## Record extracts
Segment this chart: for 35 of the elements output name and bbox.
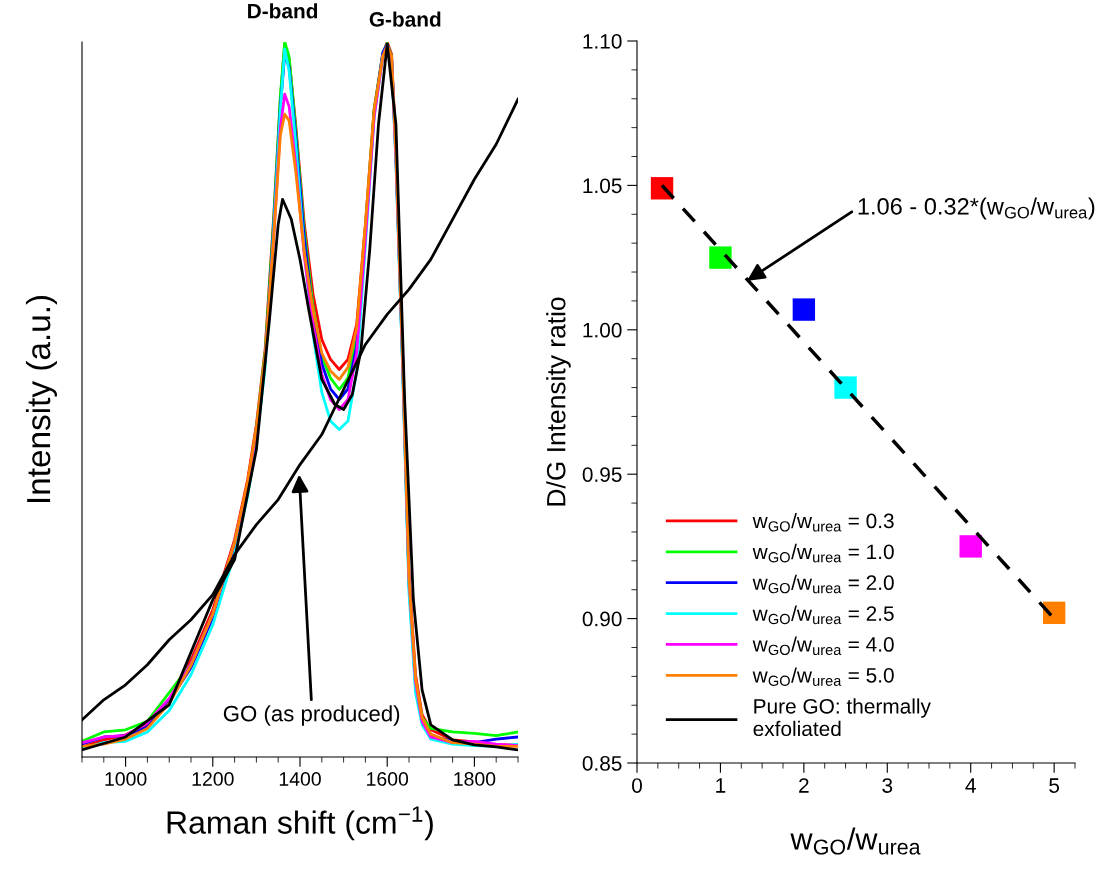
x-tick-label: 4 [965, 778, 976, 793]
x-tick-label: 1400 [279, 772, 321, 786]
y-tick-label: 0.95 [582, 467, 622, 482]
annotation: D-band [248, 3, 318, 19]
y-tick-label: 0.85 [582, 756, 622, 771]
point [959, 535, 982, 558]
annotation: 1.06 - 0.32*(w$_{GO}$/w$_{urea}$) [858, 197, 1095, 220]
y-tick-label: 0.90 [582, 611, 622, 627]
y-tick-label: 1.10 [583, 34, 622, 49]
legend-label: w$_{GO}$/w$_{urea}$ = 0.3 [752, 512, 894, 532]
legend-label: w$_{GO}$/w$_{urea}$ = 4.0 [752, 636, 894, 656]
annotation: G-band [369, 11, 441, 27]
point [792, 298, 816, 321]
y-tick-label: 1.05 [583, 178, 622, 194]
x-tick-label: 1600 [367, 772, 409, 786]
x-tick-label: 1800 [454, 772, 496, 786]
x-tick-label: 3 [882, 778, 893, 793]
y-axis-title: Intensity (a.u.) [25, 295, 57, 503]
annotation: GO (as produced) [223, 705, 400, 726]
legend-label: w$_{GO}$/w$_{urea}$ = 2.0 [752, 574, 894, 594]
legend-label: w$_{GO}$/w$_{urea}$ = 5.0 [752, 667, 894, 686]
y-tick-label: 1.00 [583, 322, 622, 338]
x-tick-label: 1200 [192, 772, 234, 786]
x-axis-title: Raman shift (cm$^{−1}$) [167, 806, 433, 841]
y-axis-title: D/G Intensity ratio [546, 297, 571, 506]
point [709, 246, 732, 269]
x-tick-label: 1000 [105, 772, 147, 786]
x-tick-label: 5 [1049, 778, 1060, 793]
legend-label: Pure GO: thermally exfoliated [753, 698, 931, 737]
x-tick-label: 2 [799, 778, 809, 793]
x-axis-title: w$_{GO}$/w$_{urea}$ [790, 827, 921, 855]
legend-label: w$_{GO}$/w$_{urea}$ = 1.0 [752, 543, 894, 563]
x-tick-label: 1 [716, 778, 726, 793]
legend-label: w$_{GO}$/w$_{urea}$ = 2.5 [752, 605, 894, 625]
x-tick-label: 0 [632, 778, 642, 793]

==

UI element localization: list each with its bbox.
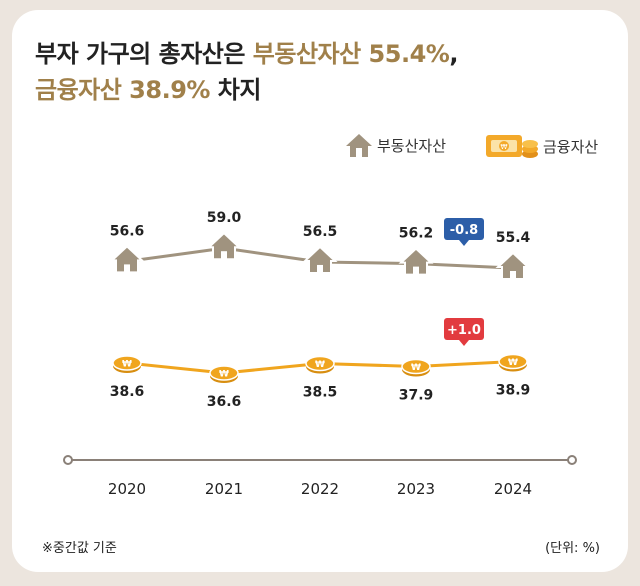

## What you should do
Give the lines from the one holding "Segment this chart: for" through the one holding "x-tick-label: 0 [632, 778, 642, 793]", inclusive, as a numbered list with blank lines dropped. Leave out the pictures.

## Correct answer
1. Segment this chart: for 35 of the elements output name and bbox.
2. x-tick-label: 4 [965, 778, 976, 793]
3. x-tick-label: 1400 [279, 772, 321, 786]
4. y-tick-label: 0.95 [582, 467, 622, 482]
5. annotation: D-band [248, 3, 318, 19]
6. y-tick-label: 0.85 [582, 756, 622, 771]
7. point [959, 535, 982, 558]
8. annotation: 1.06 - 0.32*(w$_{GO}$/w$_{urea}$) [858, 197, 1095, 220]
9. y-tick-label: 0.90 [582, 611, 622, 627]
10. y-tick-label: 1.10 [583, 34, 622, 49]
11. legend-label: w$_{GO}$/w$_{urea}$ = 0.3 [752, 512, 894, 532]
12. legend-label: w$_{GO}$/w$_{urea}$ = 4.0 [752, 636, 894, 656]
13. annotation: G-band [369, 11, 441, 27]
14. point [792, 298, 816, 321]
15. y-tick-label: 1.05 [583, 178, 622, 194]
16. x-tick-label: 1600 [367, 772, 409, 786]
17. x-tick-label: 1800 [454, 772, 496, 786]
18. x-tick-label: 3 [882, 778, 893, 793]
19. y-axis-title: Intensity (a.u.) [25, 295, 57, 503]
20. annotation: GO (as produced) [223, 705, 400, 726]
21. legend-label: w$_{GO}$/w$_{urea}$ = 2.0 [752, 574, 894, 594]
22. legend-label: w$_{GO}$/w$_{urea}$ = 5.0 [752, 667, 894, 686]
23. y-tick-label: 1.00 [583, 322, 622, 338]
24. x-tick-label: 1200 [192, 772, 234, 786]
25. x-axis-title: Raman shift (cm$^{−1}$) [167, 806, 433, 841]
26. y-axis-title: D/G Intensity ratio [546, 297, 571, 506]
27. point [709, 246, 732, 269]
28. x-tick-label: 1000 [105, 772, 147, 786]
29. x-tick-label: 5 [1049, 778, 1060, 793]
30. legend-label: Pure GO: thermally exfoliated [753, 698, 931, 737]
31. x-tick-label: 2 [799, 778, 809, 793]
32. x-axis-title: w$_{GO}$/w$_{urea}$ [790, 827, 921, 855]
33. legend-label: w$_{GO}$/w$_{urea}$ = 1.0 [752, 543, 894, 563]
34. x-tick-label: 1 [716, 778, 726, 793]
35. legend-label: w$_{GO}$/w$_{urea}$ = 2.5 [752, 605, 894, 625]
36. x-tick-label: 0 [632, 778, 642, 793]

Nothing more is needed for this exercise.